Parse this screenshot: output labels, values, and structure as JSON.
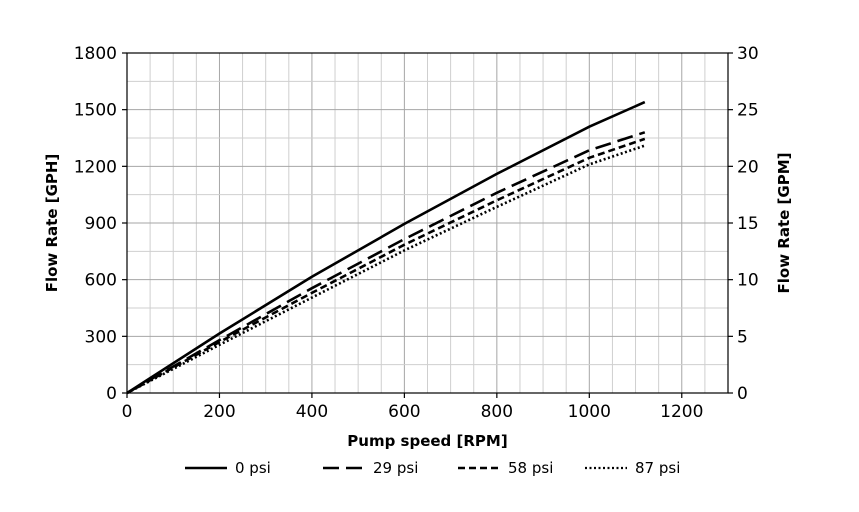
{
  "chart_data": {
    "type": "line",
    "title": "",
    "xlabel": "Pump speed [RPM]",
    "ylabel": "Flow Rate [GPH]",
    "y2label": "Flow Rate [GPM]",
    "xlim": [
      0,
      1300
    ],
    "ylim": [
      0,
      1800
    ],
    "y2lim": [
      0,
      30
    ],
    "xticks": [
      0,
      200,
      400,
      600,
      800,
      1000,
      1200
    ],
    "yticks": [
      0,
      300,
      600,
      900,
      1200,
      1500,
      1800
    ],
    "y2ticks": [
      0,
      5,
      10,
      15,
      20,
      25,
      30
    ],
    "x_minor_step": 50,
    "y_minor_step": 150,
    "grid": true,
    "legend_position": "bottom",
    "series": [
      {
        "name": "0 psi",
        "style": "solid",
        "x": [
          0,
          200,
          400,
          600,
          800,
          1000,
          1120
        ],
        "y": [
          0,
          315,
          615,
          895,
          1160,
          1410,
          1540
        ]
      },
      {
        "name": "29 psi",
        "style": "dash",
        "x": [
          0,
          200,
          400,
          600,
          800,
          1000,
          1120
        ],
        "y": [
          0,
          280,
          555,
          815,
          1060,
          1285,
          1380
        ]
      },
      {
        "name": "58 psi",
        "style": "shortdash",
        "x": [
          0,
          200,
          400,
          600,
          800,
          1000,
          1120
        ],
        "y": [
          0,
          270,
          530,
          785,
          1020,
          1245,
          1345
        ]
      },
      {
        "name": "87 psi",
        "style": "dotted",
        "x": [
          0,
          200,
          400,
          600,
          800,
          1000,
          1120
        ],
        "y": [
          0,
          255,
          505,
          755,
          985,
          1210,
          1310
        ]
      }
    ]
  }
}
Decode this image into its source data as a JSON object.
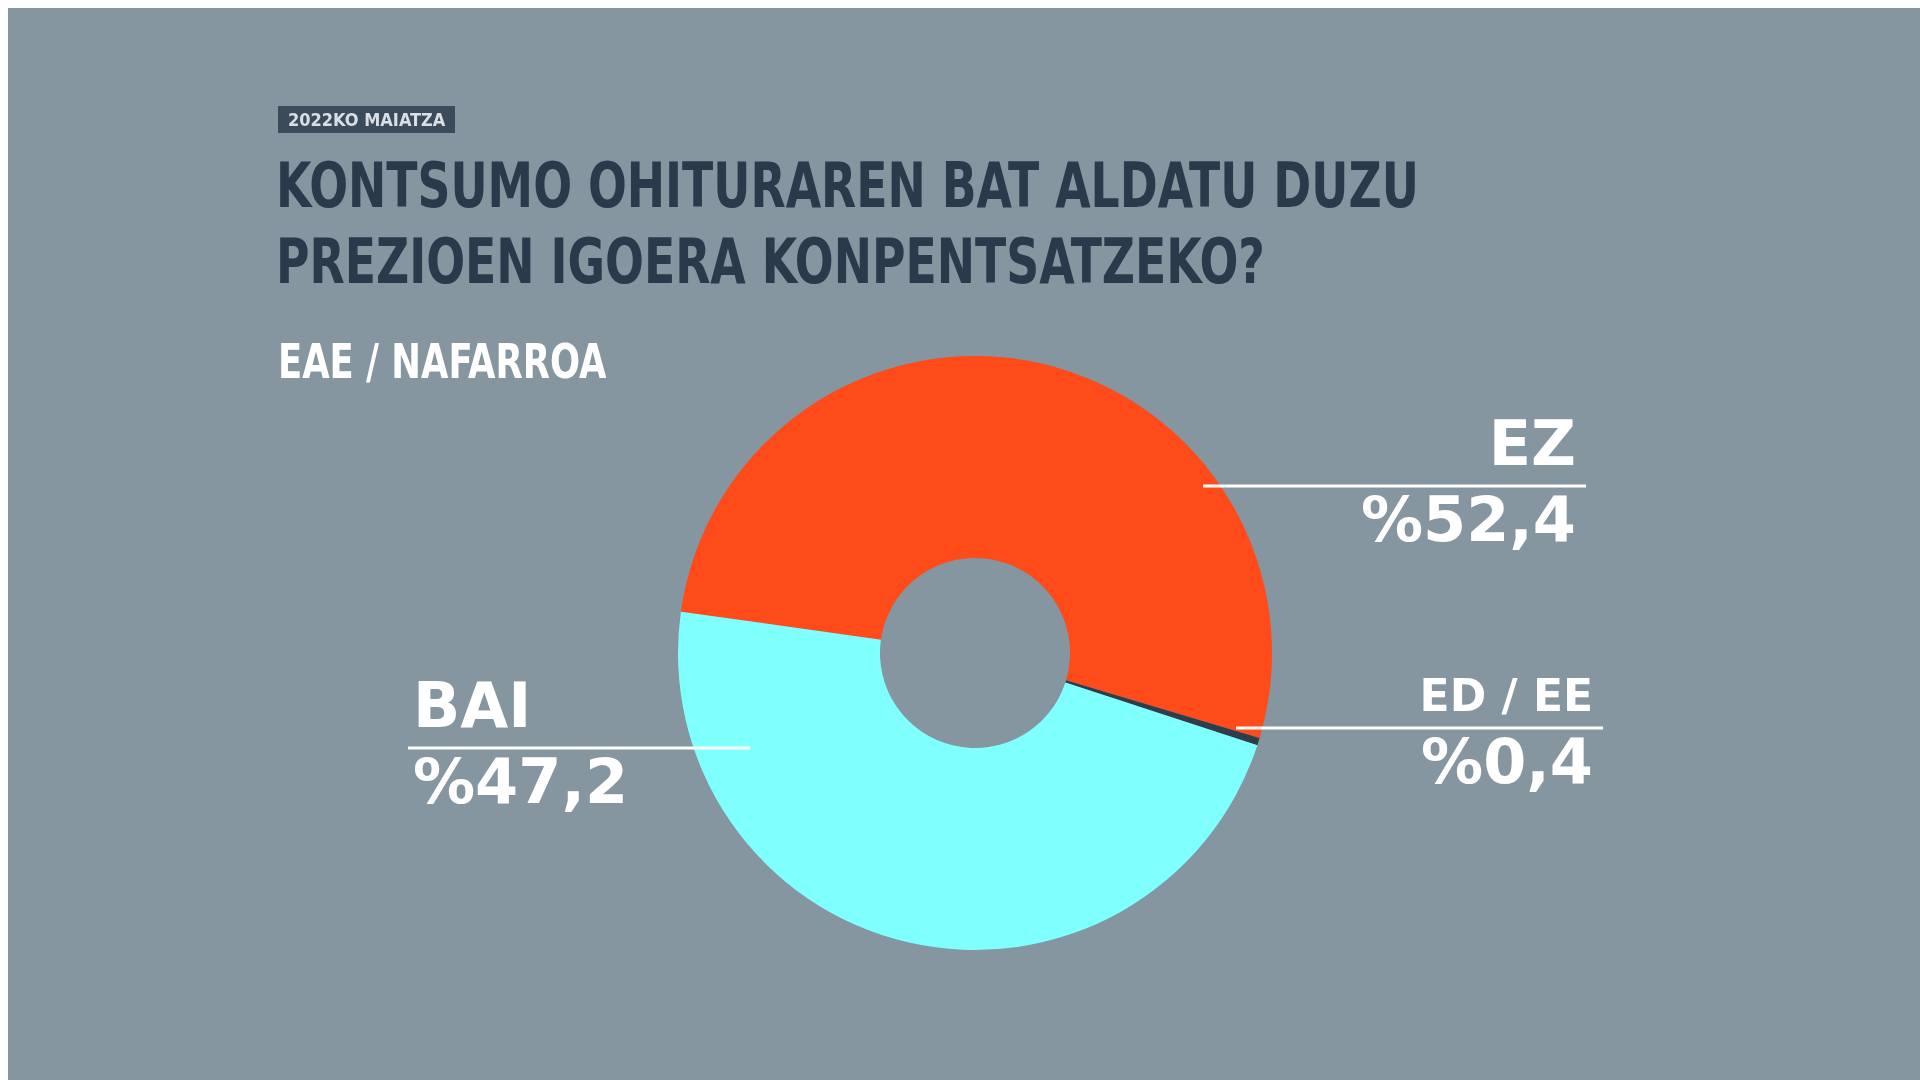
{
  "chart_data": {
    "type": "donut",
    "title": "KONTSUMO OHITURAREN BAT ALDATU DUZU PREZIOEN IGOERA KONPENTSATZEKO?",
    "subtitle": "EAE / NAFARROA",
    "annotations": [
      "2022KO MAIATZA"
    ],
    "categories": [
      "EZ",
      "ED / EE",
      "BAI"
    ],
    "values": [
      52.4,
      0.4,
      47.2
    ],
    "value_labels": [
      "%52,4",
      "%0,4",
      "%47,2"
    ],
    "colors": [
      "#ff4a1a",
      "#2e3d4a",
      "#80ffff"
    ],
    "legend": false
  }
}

________

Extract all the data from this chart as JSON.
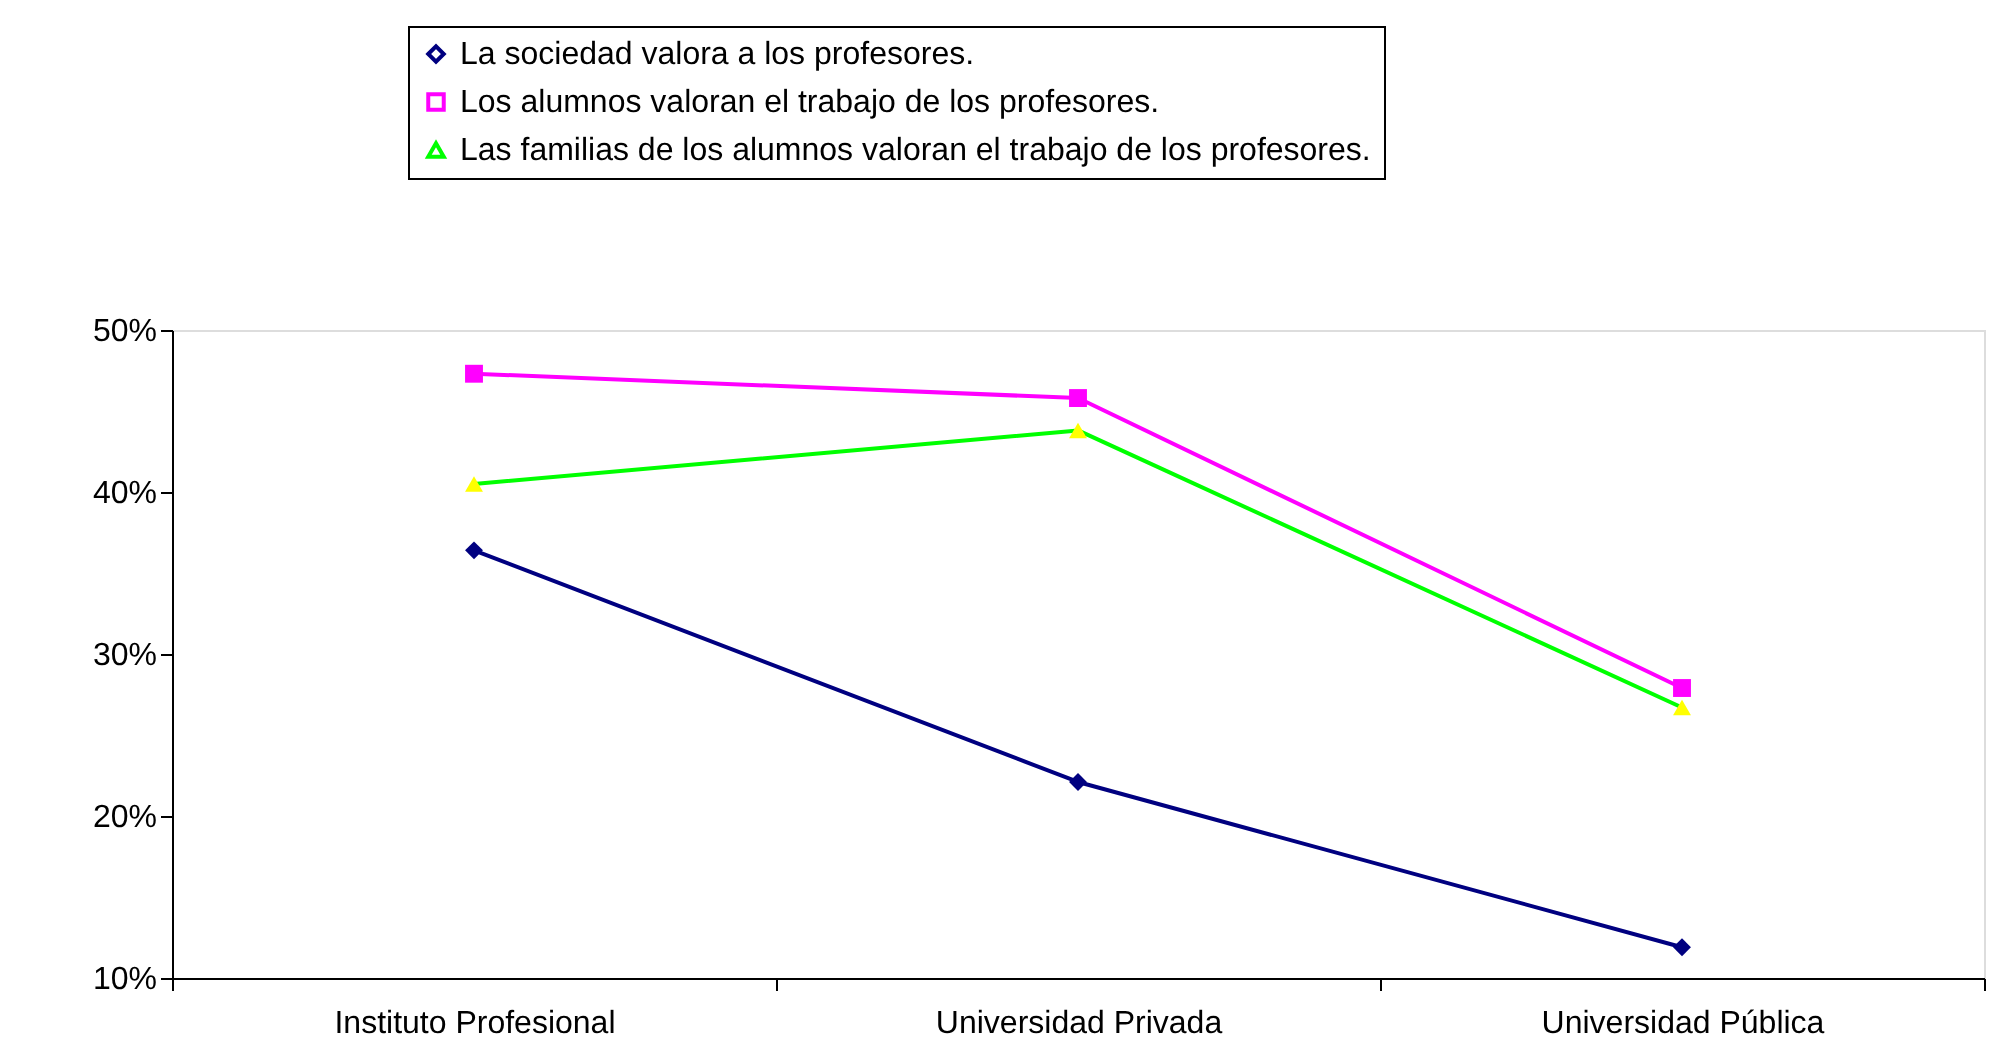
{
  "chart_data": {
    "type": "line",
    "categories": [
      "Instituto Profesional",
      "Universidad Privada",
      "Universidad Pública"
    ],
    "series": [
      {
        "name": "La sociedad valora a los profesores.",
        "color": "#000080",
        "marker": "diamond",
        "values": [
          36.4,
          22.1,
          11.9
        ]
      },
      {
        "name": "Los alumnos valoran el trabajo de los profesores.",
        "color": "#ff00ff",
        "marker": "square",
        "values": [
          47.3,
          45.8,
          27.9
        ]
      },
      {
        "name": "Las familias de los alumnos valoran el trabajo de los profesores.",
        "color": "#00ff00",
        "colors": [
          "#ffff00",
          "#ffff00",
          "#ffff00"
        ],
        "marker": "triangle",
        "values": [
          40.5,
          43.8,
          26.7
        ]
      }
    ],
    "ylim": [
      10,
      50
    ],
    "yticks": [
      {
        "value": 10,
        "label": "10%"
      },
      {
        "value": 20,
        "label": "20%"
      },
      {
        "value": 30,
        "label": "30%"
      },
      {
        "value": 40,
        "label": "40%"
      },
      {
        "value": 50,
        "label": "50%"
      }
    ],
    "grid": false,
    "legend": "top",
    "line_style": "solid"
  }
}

________

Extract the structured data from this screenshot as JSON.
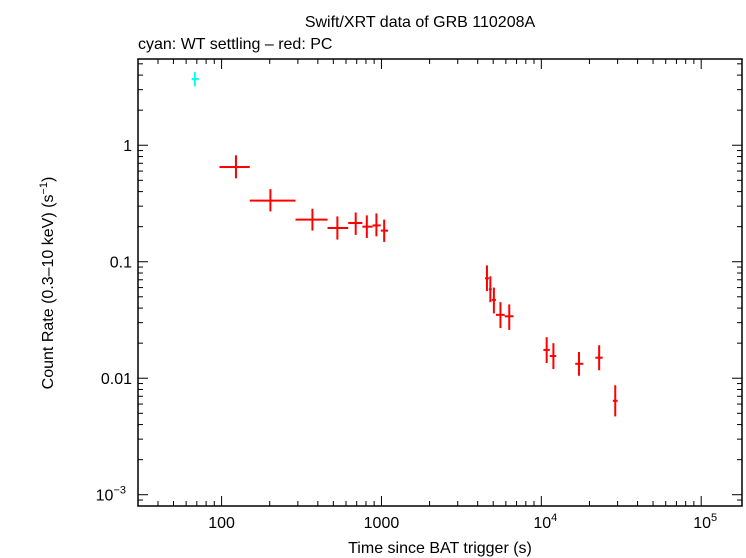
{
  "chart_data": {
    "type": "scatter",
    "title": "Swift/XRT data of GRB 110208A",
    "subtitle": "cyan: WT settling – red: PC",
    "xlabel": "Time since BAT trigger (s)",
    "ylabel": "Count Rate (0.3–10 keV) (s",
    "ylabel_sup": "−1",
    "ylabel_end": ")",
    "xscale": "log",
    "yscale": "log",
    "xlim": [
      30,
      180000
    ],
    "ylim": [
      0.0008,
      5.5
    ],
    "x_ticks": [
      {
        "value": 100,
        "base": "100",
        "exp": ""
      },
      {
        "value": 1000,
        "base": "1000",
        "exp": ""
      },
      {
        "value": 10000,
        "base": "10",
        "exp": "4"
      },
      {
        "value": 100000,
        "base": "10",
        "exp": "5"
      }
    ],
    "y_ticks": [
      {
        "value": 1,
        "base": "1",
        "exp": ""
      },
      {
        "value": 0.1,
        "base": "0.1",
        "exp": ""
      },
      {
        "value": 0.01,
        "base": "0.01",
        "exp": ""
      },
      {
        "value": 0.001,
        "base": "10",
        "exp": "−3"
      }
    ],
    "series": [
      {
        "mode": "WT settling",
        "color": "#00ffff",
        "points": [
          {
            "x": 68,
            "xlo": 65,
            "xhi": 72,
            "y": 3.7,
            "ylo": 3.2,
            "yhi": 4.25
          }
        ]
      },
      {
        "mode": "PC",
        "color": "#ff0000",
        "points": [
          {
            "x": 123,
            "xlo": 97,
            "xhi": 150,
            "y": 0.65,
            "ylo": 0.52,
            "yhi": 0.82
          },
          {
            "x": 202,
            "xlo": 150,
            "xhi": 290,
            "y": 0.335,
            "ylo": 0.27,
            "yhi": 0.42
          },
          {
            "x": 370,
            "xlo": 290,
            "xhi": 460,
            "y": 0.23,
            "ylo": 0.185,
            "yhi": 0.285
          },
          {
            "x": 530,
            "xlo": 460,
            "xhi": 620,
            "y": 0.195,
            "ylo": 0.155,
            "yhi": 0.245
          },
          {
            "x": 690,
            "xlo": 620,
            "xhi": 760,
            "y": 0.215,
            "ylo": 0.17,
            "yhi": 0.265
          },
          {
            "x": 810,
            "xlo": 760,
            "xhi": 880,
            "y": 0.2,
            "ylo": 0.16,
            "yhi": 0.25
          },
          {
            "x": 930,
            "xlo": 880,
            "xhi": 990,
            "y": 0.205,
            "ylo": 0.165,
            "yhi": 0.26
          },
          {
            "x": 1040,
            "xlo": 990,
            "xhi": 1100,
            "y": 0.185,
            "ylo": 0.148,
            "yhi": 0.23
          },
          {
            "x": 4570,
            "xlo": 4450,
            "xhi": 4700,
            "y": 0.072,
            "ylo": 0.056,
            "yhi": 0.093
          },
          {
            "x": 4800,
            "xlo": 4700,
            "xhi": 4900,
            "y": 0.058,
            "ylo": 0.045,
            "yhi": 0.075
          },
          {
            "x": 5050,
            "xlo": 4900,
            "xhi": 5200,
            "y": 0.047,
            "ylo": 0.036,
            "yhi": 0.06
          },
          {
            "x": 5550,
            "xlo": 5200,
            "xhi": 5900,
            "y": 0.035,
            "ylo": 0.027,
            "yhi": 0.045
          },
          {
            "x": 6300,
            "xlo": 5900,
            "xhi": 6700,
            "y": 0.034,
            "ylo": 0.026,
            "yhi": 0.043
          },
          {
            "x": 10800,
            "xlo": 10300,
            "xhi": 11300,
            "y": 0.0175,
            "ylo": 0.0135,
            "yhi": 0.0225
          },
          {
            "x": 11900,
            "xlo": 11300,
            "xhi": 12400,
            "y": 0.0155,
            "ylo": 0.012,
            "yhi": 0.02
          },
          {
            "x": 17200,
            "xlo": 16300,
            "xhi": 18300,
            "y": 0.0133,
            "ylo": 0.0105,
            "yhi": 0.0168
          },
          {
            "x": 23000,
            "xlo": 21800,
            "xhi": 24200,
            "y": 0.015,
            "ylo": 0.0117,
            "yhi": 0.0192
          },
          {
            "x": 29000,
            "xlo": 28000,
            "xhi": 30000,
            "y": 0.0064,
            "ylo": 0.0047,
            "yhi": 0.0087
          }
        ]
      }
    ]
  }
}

________

_What you need to do_
Which lines hold the string "Extract"? List them all.

_The completed task_
Extract all the data from this chart as JSON.
Extract the structured data from this screenshot as JSON.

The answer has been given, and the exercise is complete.